▶ **Exercise prompt**:
Drop the pictures, then extract the listing word for word.
Start Dataset rows
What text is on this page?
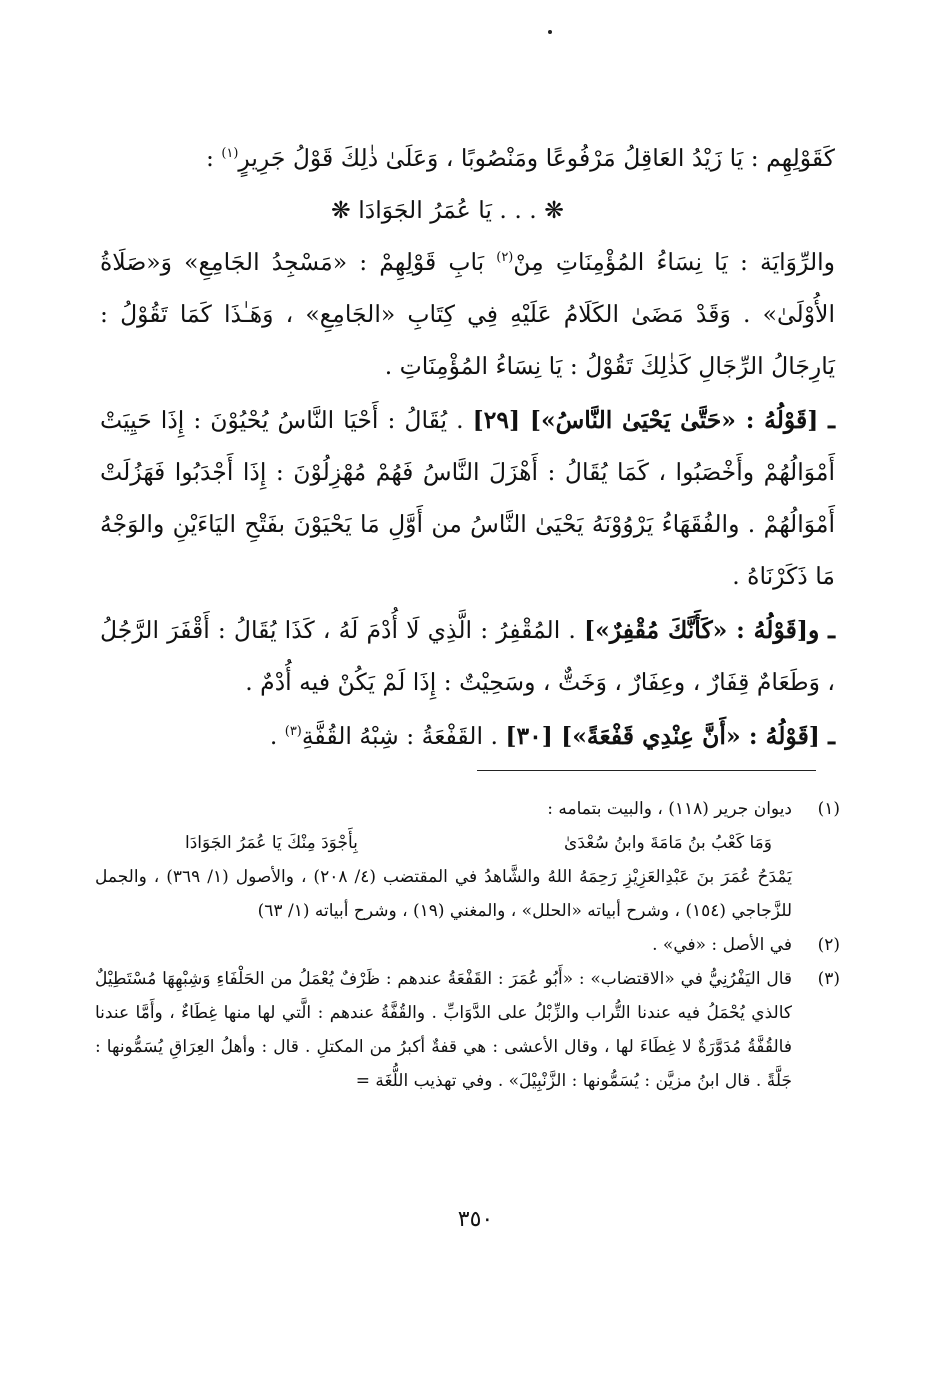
كَقَوْلِهِم : يَا زَيْدُ العَاقِلُ مَرْفُوعًا ومَنْصُوبًا ، وَعَلَىٰ ذٰلِكَ قَوْلُ جَرِيرٍ$^{(١)}$ :

❋ . . . يَا عُمَرُ الجَوَادَا ❋

والرِّوَايَة : يَا نِسَاءُ المُؤْمِنَاتِ مِنْ$^{(٢)}$ بَابِ قَوْلِهِمْ : «مَسْجِدُ الجَامِعِ» وَ«صَلَاةُ الأُوْلَىٰ» . وَقَدْ مَضَىٰ الكَلَامُ عَلَيْهِ فِي كِتَابِ «الجَامِعِ» ، وَهَـٰذَا كَمَا تَقُوْلُ : يَارِجَالُ الرِّجَالِ كَذٰلِكَ تَقُوْلُ : يَا نِسَاءُ المُؤْمِنَاتِ .

ـ [قَوْلُهُ : «حَتَّىٰ يَحْيَىٰ النَّاسُ»] [٢٩] . يُقَالُ : أَحْيَا النَّاسُ يُحْيُوْنَ : إِذَا حَيِيَتْ أَمْوَالُهُمْ وأَخْصَبُوا ، كَمَا يُقَالُ : أَهْزَلَ النَّاسُ فَهُمْ مُهْزِلُوْنَ : إِذَا أَجْدَبُوا فَهَزُلَتْ أَمْوَالُهُمْ . والفُقَهَاءُ يَرْوُوْنَهُ يَحْيَىٰ النَّاسُ من أَوَّلِ مَا يَحْيَوْنَ بفَتْحِ اليَاءَيْنِ والوَجْهُ مَا ذَكَرْنَاهُ .

ـ و[قَوْلُهُ : «كَأَنَّكَ مُقْفِرٌ»] . المُقْفِرُ : الَّذِي لَا أُدْمَ لَهُ ، كَذَا يُقَالُ : أَقْفَرَ الرَّجُلُ ، وَطَعَامٌ قِفَارٌ ، وعِفَارٌ ، وَخَتٌّ ، وسَحِيْتٌ : إِذَا لَمْ يَكُنْ فيه أُدْمٌ .

ـ [قَوْلُهُ : «أَنَّ عِنْدِي قَفْعَةً»] [٣٠] . القَفْعَةُ : شِبْهُ القُفَّةِ$^{(٣)}$ .

(١)

ديوان جرير (١١٨) ، والبيت بتمامه :

وَمَا كَعْبُ بنُ مَامَةَ وابنُ سُعْدَىٰ
بِأَجْوَدَ مِنْكَ يَا عُمَرُ الجَوَادَا

يَمْدَحُ عُمَرَ بنَ عَبْدِالعَزِيْزِ رَحِمَهُ اللهُ والشَّاهدُ في المقتضب (٤/ ٢٠٨) ، والأصول (١/ ٣٦٩) ، والجمل للزَّجاجي (١٥٤) ، وشرح أبياته «الحلل» ، والمغني (١٩) ، وشرح أبياته (١/ ٦٣)

(٢)

في الأصل : «في» .

(٣)

قال اليَفْرُنِيُّ في «الاقتضاب» : «أَبُو عُمَرَ : القَفْعَةُ عندهم : ظَرْفٌ يُعْمَلُ من الحَلْفَاءِ وَشِبْهِهَا مُسْتَطِيْلٌ كالذي يُحْمَلُ فيه عندنا التُّراب والزِّبْلُ على الدَّوَابِّ . والقُفَّةُ عندهم : الَّتي لها منها غِطَاءٌ ، وأَمَّا عندنا فالقُفَّةُ مُدَوَّرَةٌ لا غِطَاءَ لها ، وقال الأعشى : هي قفةٌ أكبرُ من المكتلِ . قال : وأهلُ العِرَاقِ يُسَمُّونها : جَلَّةً . قال ابنُ مزيَّن : يُسَمُّونها : الزَّنْبِيْلَ» . وفي تهذيب اللُّغَة =

٣٥٠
End Dataset rows
▶ **Task result**:
What text is on this page?
كَقَوْلِهِم : يَا زَيْدُ العَاقِلُ مَرْفُوعًا ومَنْصُوبًا ، وَعَلَىٰ ذٰلِكَ قَوْلُ جَرِيرٍ$^{(١)}$ :

❋ . . . يَا عُمَرُ الجَوَادَا ❋

والرِّوَايَة : يَا نِسَاءُ المُؤْمِنَاتِ مِنْ$^{(٢)}$ بَابِ قَوْلِهِمْ : «مَسْجِدُ الجَامِعِ» وَ«صَلَاةُ الأُوْلَىٰ» . وَقَدْ مَضَىٰ الكَلَامُ عَلَيْهِ فِي كِتَابِ «الجَامِعِ» ، وَهَـٰذَا كَمَا تَقُوْلُ : يَارِجَالُ الرِّجَالِ كَذٰلِكَ تَقُوْلُ : يَا نِسَاءُ المُؤْمِنَاتِ .

ـ [قَوْلُهُ : «حَتَّىٰ يَحْيَىٰ النَّاسُ»] [٢٩] . يُقَالُ : أَحْيَا النَّاسُ يُحْيُوْنَ : إِذَا حَيِيَتْ أَمْوَالُهُمْ وأَخْصَبُوا ، كَمَا يُقَالُ : أَهْزَلَ النَّاسُ فَهُمْ مُهْزِلُوْنَ : إِذَا أَجْدَبُوا فَهَزُلَتْ أَمْوَالُهُمْ . والفُقَهَاءُ يَرْوُوْنَهُ يَحْيَىٰ النَّاسُ من أَوَّلِ مَا يَحْيَوْنَ بفَتْحِ اليَاءَيْنِ والوَجْهُ مَا ذَكَرْنَاهُ .

ـ و[قَوْلُهُ : «كَأَنَّكَ مُقْفِرٌ»] . المُقْفِرُ : الَّذِي لَا أُدْمَ لَهُ ، كَذَا يُقَالُ : أَقْفَرَ الرَّجُلُ ، وَطَعَامٌ قِفَارٌ ، وعِفَارٌ ، وَخَتٌّ ، وسَحِيْتٌ : إِذَا لَمْ يَكُنْ فيه أُدْمٌ .

ـ [قَوْلُهُ : «أَنَّ عِنْدِي قَفْعَةً»] [٣٠] . القَفْعَةُ : شِبْهُ القُفَّةِ$^{(٣)}$ .

(١)

ديوان جرير (١١٨) ، والبيت بتمامه :

وَمَا كَعْبُ بنُ مَامَةَ وابنُ سُعْدَىٰ
بِأَجْوَدَ مِنْكَ يَا عُمَرُ الجَوَادَا

يَمْدَحُ عُمَرَ بنَ عَبْدِالعَزِيْزِ رَحِمَهُ اللهُ والشَّاهدُ في المقتضب (٤/ ٢٠٨) ، والأصول (١/ ٣٦٩) ، والجمل للزَّجاجي (١٥٤) ، وشرح أبياته «الحلل» ، والمغني (١٩) ، وشرح أبياته (١/ ٦٣)

(٢)

في الأصل : «في» .

(٣)

قال اليَفْرُنِيُّ في «الاقتضاب» : «أَبُو عُمَرَ : القَفْعَةُ عندهم : ظَرْفٌ يُعْمَلُ من الحَلْفَاءِ وَشِبْهِهَا مُسْتَطِيْلٌ كالذي يُحْمَلُ فيه عندنا التُّراب والزِّبْلُ على الدَّوَابِّ . والقُفَّةُ عندهم : الَّتي لها منها غِطَاءٌ ، وأَمَّا عندنا فالقُفَّةُ مُدَوَّرَةٌ لا غِطَاءَ لها ، وقال الأعشى : هي قفةٌ أكبرُ من المكتلِ . قال : وأهلُ العِرَاقِ يُسَمُّونها : جَلَّةً . قال ابنُ مزيَّن : يُسَمُّونها : الزَّنْبِيْلَ» . وفي تهذيب اللُّغَة =

٣٥٠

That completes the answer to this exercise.